(Records from a data collection)
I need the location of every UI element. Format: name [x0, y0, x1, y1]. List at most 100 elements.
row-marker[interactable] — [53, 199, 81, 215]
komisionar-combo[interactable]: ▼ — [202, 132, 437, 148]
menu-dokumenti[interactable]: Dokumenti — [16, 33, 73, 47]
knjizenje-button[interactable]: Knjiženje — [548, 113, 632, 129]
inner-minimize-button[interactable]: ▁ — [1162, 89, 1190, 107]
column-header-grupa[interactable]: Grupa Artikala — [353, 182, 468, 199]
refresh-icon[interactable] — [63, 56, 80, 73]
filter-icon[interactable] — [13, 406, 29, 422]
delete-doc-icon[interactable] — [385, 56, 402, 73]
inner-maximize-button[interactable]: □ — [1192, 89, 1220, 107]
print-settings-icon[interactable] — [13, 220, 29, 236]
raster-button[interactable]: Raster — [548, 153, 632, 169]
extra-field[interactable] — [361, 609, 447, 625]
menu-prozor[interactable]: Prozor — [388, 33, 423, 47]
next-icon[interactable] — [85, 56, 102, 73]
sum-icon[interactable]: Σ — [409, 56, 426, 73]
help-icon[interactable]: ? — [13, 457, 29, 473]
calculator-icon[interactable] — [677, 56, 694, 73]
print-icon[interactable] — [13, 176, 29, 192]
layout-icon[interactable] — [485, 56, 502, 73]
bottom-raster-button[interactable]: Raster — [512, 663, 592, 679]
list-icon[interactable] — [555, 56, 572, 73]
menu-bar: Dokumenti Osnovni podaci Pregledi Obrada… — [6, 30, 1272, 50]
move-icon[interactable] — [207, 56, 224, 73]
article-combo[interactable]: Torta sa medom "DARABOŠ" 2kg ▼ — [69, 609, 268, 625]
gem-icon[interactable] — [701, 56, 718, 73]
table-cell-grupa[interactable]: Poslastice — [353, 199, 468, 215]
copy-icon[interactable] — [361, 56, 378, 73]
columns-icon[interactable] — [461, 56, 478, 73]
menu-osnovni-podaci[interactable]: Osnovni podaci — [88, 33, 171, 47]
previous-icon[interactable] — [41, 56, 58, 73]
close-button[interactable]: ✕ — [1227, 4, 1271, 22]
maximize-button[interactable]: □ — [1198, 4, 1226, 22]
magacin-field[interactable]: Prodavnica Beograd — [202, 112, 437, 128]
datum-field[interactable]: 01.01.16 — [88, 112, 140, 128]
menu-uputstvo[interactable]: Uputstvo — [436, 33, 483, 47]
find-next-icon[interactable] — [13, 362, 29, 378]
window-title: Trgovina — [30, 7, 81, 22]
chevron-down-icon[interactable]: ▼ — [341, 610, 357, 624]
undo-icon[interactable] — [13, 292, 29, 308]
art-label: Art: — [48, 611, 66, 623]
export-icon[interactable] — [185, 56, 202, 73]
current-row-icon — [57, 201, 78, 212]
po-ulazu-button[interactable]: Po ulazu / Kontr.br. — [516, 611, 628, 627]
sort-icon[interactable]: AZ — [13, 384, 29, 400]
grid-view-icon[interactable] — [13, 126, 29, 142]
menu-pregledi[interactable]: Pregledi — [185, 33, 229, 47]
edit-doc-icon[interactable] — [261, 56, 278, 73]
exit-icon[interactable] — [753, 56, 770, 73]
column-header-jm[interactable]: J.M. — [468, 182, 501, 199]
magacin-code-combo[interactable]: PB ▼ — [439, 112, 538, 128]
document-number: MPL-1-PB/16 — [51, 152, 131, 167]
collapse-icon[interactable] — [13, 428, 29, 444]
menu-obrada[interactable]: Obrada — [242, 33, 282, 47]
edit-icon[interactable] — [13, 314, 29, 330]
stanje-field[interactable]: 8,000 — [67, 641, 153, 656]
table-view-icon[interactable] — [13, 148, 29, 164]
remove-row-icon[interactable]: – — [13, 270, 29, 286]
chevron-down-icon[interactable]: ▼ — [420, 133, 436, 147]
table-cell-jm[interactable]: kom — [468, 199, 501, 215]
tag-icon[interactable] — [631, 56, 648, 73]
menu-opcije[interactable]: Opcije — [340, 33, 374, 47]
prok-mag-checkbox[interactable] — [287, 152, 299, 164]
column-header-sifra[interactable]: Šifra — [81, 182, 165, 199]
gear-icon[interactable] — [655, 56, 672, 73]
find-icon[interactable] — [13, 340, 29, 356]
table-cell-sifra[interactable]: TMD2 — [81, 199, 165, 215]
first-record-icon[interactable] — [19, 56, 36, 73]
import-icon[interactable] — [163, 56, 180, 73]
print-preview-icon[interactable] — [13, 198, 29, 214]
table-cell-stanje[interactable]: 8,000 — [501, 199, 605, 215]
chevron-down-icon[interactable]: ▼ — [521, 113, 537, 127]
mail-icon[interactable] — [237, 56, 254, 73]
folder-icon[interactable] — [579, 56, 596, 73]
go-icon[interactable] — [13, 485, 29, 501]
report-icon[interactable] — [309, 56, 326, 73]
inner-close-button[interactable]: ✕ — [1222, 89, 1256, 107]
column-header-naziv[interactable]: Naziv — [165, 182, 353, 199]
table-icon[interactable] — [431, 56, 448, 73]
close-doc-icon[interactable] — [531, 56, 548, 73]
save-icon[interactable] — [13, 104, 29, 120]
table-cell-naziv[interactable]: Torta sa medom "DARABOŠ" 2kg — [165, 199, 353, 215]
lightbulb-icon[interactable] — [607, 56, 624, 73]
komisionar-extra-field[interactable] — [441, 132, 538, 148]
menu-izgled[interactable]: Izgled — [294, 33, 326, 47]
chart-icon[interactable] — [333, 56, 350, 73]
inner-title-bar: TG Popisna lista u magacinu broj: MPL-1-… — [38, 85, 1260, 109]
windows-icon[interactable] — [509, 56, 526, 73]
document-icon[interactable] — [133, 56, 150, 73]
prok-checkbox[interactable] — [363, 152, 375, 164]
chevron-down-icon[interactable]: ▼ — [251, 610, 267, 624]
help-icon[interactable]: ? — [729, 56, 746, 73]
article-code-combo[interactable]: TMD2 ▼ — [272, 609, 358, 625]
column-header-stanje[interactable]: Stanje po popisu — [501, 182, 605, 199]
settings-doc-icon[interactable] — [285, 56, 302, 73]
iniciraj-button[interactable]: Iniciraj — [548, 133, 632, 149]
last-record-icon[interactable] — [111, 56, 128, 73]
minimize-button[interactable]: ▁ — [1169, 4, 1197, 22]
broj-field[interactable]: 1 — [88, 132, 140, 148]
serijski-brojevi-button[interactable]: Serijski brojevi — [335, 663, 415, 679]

▸ Requirements
Rewrite every line of the items above as a numbered list, leaving out any blank lines.

▸ Finished exercise
1. I need the location of every UI element. Format: name [x0, y0, x1, y1]. List at most 100 elements.
2. row-marker[interactable] — [53, 199, 81, 215]
3. komisionar-combo[interactable]: ▼ — [202, 132, 437, 148]
4. menu-dokumenti[interactable]: Dokumenti — [16, 33, 73, 47]
5. knjizenje-button[interactable]: Knjiženje — [548, 113, 632, 129]
6. inner-minimize-button[interactable]: ▁ — [1162, 89, 1190, 107]
7. column-header-grupa[interactable]: Grupa Artikala — [353, 182, 468, 199]
8. refresh-icon[interactable] — [63, 56, 80, 73]
9. filter-icon[interactable] — [13, 406, 29, 422]
10. delete-doc-icon[interactable] — [385, 56, 402, 73]
11. inner-maximize-button[interactable]: □ — [1192, 89, 1220, 107]
12. print-settings-icon[interactable] — [13, 220, 29, 236]
13. raster-button[interactable]: Raster — [548, 153, 632, 169]
14. extra-field[interactable] — [361, 609, 447, 625]
15. menu-prozor[interactable]: Prozor — [388, 33, 423, 47]
16. next-icon[interactable] — [85, 56, 102, 73]
17. sum-icon[interactable]: Σ — [409, 56, 426, 73]
18. help-icon[interactable]: ? — [13, 457, 29, 473]
19. calculator-icon[interactable] — [677, 56, 694, 73]
20. print-icon[interactable] — [13, 176, 29, 192]
21. layout-icon[interactable] — [485, 56, 502, 73]
22. bottom-raster-button[interactable]: Raster — [512, 663, 592, 679]
23. list-icon[interactable] — [555, 56, 572, 73]
24. menu-bar: Dokumenti Osnovni podaci Pregledi Obrada… — [6, 30, 1272, 50]
25. move-icon[interactable] — [207, 56, 224, 73]
26. article-combo[interactable]: Torta sa medom "DARABOŠ" 2kg ▼ — [69, 609, 268, 625]
27. gem-icon[interactable] — [701, 56, 718, 73]
28. table-cell-grupa[interactable]: Poslastice — [353, 199, 468, 215]
29. copy-icon[interactable] — [361, 56, 378, 73]
30. columns-icon[interactable] — [461, 56, 478, 73]
31. menu-osnovni-podaci[interactable]: Osnovni podaci — [88, 33, 171, 47]
32. previous-icon[interactable] — [41, 56, 58, 73]
33. close-button[interactable]: ✕ — [1227, 4, 1271, 22]
34. maximize-button[interactable]: □ — [1198, 4, 1226, 22]
35. magacin-field[interactable]: Prodavnica Beograd — [202, 112, 437, 128]
36. datum-field[interactable]: 01.01.16 — [88, 112, 140, 128]
37. menu-uputstvo[interactable]: Uputstvo — [436, 33, 483, 47]
38. find-next-icon[interactable] — [13, 362, 29, 378]
39. window-title: Trgovina — [30, 7, 81, 22]
40. chevron-down-icon[interactable]: ▼ — [341, 610, 357, 624]
41. undo-icon[interactable] — [13, 292, 29, 308]
42. art-label: Art: — [48, 611, 66, 623]
43. export-icon[interactable] — [185, 56, 202, 73]
44. current-row-icon — [57, 201, 78, 212]
45. po-ulazu-button[interactable]: Po ulazu / Kontr.br. — [516, 611, 628, 627]
46. sort-icon[interactable]: AZ — [13, 384, 29, 400]
47. grid-view-icon[interactable] — [13, 126, 29, 142]
48. menu-pregledi[interactable]: Pregledi — [185, 33, 229, 47]
49. edit-doc-icon[interactable] — [261, 56, 278, 73]
50. exit-icon[interactable] — [753, 56, 770, 73]
51. column-header-jm[interactable]: J.M. — [468, 182, 501, 199]
52. magacin-code-combo[interactable]: PB ▼ — [439, 112, 538, 128]
53. document-number: MPL-1-PB/16 — [51, 152, 131, 167]
54. collapse-icon[interactable] — [13, 428, 29, 444]
55. menu-obrada[interactable]: Obrada — [242, 33, 282, 47]
56. edit-icon[interactable] — [13, 314, 29, 330]
57. stanje-field[interactable]: 8,000 — [67, 641, 153, 656]
58. table-view-icon[interactable] — [13, 148, 29, 164]
59. remove-row-icon[interactable]: – — [13, 270, 29, 286]
60. chevron-down-icon[interactable]: ▼ — [420, 133, 436, 147]
61. table-cell-jm[interactable]: kom — [468, 199, 501, 215]
62. tag-icon[interactable] — [631, 56, 648, 73]
63. menu-opcije[interactable]: Opcije — [340, 33, 374, 47]
64. prok-mag-checkbox[interactable] — [287, 152, 299, 164]
65. column-header-sifra[interactable]: Šifra — [81, 182, 165, 199]
66. gear-icon[interactable] — [655, 56, 672, 73]
67. find-icon[interactable] — [13, 340, 29, 356]
68. table-cell-sifra[interactable]: TMD2 — [81, 199, 165, 215]
69. first-record-icon[interactable] — [19, 56, 36, 73]
70. import-icon[interactable] — [163, 56, 180, 73]
71. print-preview-icon[interactable] — [13, 198, 29, 214]
72. table-cell-stanje[interactable]: 8,000 — [501, 199, 605, 215]
73. chevron-down-icon[interactable]: ▼ — [521, 113, 537, 127]
74. mail-icon[interactable] — [237, 56, 254, 73]
75. folder-icon[interactable] — [579, 56, 596, 73]
76. go-icon[interactable] — [13, 485, 29, 501]
77. report-icon[interactable] — [309, 56, 326, 73]
78. inner-close-button[interactable]: ✕ — [1222, 89, 1256, 107]
79. column-header-naziv[interactable]: Naziv — [165, 182, 353, 199]
80. table-icon[interactable] — [431, 56, 448, 73]
81. close-doc-icon[interactable] — [531, 56, 548, 73]
82. save-icon[interactable] — [13, 104, 29, 120]
83. table-cell-naziv[interactable]: Torta sa medom "DARABOŠ" 2kg — [165, 199, 353, 215]
84. lightbulb-icon[interactable] — [607, 56, 624, 73]
85. komisionar-extra-field[interactable] — [441, 132, 538, 148]
86. menu-izgled[interactable]: Izgled — [294, 33, 326, 47]
87. chart-icon[interactable] — [333, 56, 350, 73]
88. inner-title-bar: TG Popisna lista u magacinu broj: MPL-1-… — [38, 85, 1260, 109]
89. windows-icon[interactable] — [509, 56, 526, 73]
90. document-icon[interactable] — [133, 56, 150, 73]
91. prok-checkbox[interactable] — [363, 152, 375, 164]
92. chevron-down-icon[interactable]: ▼ — [251, 610, 267, 624]
93. help-icon[interactable]: ? — [729, 56, 746, 73]
94. article-code-combo[interactable]: TMD2 ▼ — [272, 609, 358, 625]
95. column-header-stanje[interactable]: Stanje po popisu — [501, 182, 605, 199]
96. settings-doc-icon[interactable] — [285, 56, 302, 73]
97. iniciraj-button[interactable]: Iniciraj — [548, 133, 632, 149]
98. last-record-icon[interactable] — [111, 56, 128, 73]
99. minimize-button[interactable]: ▁ — [1169, 4, 1197, 22]
100. broj-field[interactable]: 1 — [88, 132, 140, 148]
101. serijski-brojevi-button[interactable]: Serijski brojevi — [335, 663, 415, 679]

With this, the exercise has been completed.